-- Start of RECORDS FOR PROCESSING --

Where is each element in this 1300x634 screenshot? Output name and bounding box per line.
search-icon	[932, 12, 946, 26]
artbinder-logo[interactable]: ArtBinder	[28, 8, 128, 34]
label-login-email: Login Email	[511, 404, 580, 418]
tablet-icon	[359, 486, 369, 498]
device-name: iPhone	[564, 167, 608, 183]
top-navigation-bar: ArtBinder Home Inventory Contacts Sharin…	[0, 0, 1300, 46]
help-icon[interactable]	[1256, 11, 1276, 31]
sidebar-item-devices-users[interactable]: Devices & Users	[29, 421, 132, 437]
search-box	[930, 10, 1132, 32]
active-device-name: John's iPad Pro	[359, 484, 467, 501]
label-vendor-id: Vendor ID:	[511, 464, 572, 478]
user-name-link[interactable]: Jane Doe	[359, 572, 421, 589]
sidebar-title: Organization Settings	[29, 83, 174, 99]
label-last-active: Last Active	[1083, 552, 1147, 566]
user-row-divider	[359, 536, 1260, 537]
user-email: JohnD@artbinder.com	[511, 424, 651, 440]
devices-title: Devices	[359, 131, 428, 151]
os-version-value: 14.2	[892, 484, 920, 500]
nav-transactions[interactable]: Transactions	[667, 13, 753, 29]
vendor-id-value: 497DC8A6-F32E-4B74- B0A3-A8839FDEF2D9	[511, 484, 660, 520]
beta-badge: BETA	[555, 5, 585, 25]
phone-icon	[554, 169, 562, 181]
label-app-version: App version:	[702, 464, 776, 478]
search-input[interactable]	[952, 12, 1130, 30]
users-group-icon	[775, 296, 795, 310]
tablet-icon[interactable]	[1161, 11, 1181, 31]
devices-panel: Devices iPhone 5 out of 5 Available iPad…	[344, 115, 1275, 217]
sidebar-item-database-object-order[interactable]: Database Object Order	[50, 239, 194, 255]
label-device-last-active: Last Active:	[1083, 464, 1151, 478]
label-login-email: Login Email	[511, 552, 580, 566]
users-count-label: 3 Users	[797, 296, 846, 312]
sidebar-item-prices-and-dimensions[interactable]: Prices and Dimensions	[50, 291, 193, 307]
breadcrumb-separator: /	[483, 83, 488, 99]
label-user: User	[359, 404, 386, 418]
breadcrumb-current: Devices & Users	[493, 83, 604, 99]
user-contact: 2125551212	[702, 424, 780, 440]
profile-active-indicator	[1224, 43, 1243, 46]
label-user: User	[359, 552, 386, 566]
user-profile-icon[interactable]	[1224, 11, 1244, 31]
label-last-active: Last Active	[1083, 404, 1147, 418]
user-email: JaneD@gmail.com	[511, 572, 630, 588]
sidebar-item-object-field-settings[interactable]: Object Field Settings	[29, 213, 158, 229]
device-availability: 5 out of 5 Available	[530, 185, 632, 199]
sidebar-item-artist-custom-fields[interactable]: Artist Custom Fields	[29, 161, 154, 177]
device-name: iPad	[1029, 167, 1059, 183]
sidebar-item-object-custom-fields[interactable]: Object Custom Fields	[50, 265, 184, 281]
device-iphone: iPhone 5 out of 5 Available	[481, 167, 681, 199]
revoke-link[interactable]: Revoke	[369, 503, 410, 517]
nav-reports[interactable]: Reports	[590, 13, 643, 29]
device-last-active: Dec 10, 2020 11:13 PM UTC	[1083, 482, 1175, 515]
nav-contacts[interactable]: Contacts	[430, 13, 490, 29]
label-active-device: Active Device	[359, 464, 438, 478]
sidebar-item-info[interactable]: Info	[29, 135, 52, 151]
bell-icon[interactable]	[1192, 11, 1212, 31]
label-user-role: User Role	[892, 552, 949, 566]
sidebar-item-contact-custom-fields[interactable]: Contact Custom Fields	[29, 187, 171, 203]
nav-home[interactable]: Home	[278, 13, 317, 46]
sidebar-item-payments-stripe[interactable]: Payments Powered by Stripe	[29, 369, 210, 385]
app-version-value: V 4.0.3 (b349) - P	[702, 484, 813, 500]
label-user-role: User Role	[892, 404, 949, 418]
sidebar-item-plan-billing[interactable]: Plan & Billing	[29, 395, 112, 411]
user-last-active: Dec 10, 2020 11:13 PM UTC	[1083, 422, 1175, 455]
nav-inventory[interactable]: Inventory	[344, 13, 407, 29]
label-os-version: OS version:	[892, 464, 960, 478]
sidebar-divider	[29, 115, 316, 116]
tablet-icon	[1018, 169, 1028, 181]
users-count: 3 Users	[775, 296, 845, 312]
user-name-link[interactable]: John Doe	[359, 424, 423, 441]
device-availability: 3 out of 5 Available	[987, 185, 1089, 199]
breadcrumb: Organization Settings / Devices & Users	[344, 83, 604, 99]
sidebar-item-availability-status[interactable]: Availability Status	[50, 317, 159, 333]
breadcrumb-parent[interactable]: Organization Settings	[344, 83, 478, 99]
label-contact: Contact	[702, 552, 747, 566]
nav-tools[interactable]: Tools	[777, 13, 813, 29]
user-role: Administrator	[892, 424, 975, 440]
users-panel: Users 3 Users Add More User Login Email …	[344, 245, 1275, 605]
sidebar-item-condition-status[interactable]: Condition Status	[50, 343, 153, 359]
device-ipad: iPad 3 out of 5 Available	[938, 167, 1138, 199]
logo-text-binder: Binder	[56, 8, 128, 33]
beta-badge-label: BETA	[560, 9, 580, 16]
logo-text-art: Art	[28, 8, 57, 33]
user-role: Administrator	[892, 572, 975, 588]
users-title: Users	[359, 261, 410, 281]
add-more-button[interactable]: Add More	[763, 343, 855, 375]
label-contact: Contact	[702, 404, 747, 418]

-- End of RECORDS FOR PROCESSING --

WHAT YOU HAVE TO DO
Can you write out all of the lines above again, word for word, with nothing changed?

WRITTEN REPLY
Where is each element in this 1300x634 screenshot? Output name and bounding box per line.
search-icon	[932, 12, 946, 26]
artbinder-logo[interactable]: ArtBinder	[28, 8, 128, 34]
label-login-email: Login Email	[511, 404, 580, 418]
tablet-icon	[359, 486, 369, 498]
device-name: iPhone	[564, 167, 608, 183]
top-navigation-bar: ArtBinder Home Inventory Contacts Sharin…	[0, 0, 1300, 46]
help-icon[interactable]	[1256, 11, 1276, 31]
sidebar-item-devices-users[interactable]: Devices & Users	[29, 421, 132, 437]
search-box	[930, 10, 1132, 32]
active-device-name: John's iPad Pro	[359, 484, 467, 501]
label-vendor-id: Vendor ID:	[511, 464, 572, 478]
user-name-link[interactable]: Jane Doe	[359, 572, 421, 589]
sidebar-title: Organization Settings	[29, 83, 174, 99]
label-last-active: Last Active	[1083, 552, 1147, 566]
user-row-divider	[359, 536, 1260, 537]
user-email: JohnD@artbinder.com	[511, 424, 651, 440]
devices-title: Devices	[359, 131, 428, 151]
os-version-value: 14.2	[892, 484, 920, 500]
nav-transactions[interactable]: Transactions	[667, 13, 753, 29]
vendor-id-value: 497DC8A6-F32E-4B74- B0A3-A8839FDEF2D9	[511, 484, 660, 520]
beta-badge: BETA	[555, 5, 585, 25]
phone-icon	[554, 169, 562, 181]
label-app-version: App version:	[702, 464, 776, 478]
search-input[interactable]	[952, 12, 1130, 30]
users-group-icon	[775, 296, 795, 310]
tablet-icon[interactable]	[1161, 11, 1181, 31]
devices-panel: Devices iPhone 5 out of 5 Available iPad…	[344, 115, 1275, 217]
sidebar-item-database-object-order[interactable]: Database Object Order	[50, 239, 194, 255]
label-device-last-active: Last Active:	[1083, 464, 1151, 478]
label-login-email: Login Email	[511, 552, 580, 566]
users-count-label: 3 Users	[797, 296, 846, 312]
sidebar-item-prices-and-dimensions[interactable]: Prices and Dimensions	[50, 291, 193, 307]
breadcrumb-separator: /	[483, 83, 488, 99]
label-user: User	[359, 404, 386, 418]
breadcrumb-current: Devices & Users	[493, 83, 604, 99]
user-contact: 2125551212	[702, 424, 780, 440]
profile-active-indicator	[1224, 43, 1243, 46]
label-user: User	[359, 552, 386, 566]
user-profile-icon[interactable]	[1224, 11, 1244, 31]
label-last-active: Last Active	[1083, 404, 1147, 418]
user-email: JaneD@gmail.com	[511, 572, 630, 588]
sidebar-item-object-field-settings[interactable]: Object Field Settings	[29, 213, 158, 229]
device-availability: 5 out of 5 Available	[530, 185, 632, 199]
sidebar-item-artist-custom-fields[interactable]: Artist Custom Fields	[29, 161, 154, 177]
device-name: iPad	[1029, 167, 1059, 183]
sidebar-item-object-custom-fields[interactable]: Object Custom Fields	[50, 265, 184, 281]
device-iphone: iPhone 5 out of 5 Available	[481, 167, 681, 199]
revoke-link[interactable]: Revoke	[369, 503, 410, 517]
nav-reports[interactable]: Reports	[590, 13, 643, 29]
device-last-active: Dec 10, 2020 11:13 PM UTC	[1083, 482, 1175, 515]
nav-contacts[interactable]: Contacts	[430, 13, 490, 29]
label-active-device: Active Device	[359, 464, 438, 478]
sidebar-item-info[interactable]: Info	[29, 135, 52, 151]
bell-icon[interactable]	[1192, 11, 1212, 31]
label-user-role: User Role	[892, 552, 949, 566]
sidebar-item-contact-custom-fields[interactable]: Contact Custom Fields	[29, 187, 171, 203]
nav-home[interactable]: Home	[278, 13, 317, 46]
sidebar-item-payments-stripe[interactable]: Payments Powered by Stripe	[29, 369, 210, 385]
app-version-value: V 4.0.3 (b349) - P	[702, 484, 813, 500]
label-user-role: User Role	[892, 404, 949, 418]
sidebar-item-plan-billing[interactable]: Plan & Billing	[29, 395, 112, 411]
user-last-active: Dec 10, 2020 11:13 PM UTC	[1083, 422, 1175, 455]
nav-inventory[interactable]: Inventory	[344, 13, 407, 29]
label-os-version: OS version:	[892, 464, 960, 478]
sidebar-divider	[29, 115, 316, 116]
tablet-icon	[1018, 169, 1028, 181]
users-count: 3 Users	[775, 296, 845, 312]
user-name-link[interactable]: John Doe	[359, 424, 423, 441]
device-availability: 3 out of 5 Available	[987, 185, 1089, 199]
breadcrumb: Organization Settings / Devices & Users	[344, 83, 604, 99]
sidebar-item-availability-status[interactable]: Availability Status	[50, 317, 159, 333]
breadcrumb-parent[interactable]: Organization Settings	[344, 83, 478, 99]
label-contact: Contact	[702, 552, 747, 566]
nav-tools[interactable]: Tools	[777, 13, 813, 29]
user-role: Administrator	[892, 424, 975, 440]
users-panel: Users 3 Users Add More User Login Email …	[344, 245, 1275, 605]
sidebar-item-condition-status[interactable]: Condition Status	[50, 343, 153, 359]
device-ipad: iPad 3 out of 5 Available	[938, 167, 1138, 199]
logo-text-binder: Binder	[56, 8, 128, 33]
beta-badge-label: BETA	[560, 9, 580, 16]
logo-text-art: Art	[28, 8, 57, 33]
user-role: Administrator	[892, 572, 975, 588]
users-title: Users	[359, 261, 410, 281]
add-more-button[interactable]: Add More	[763, 343, 855, 375]
label-contact: Contact	[702, 404, 747, 418]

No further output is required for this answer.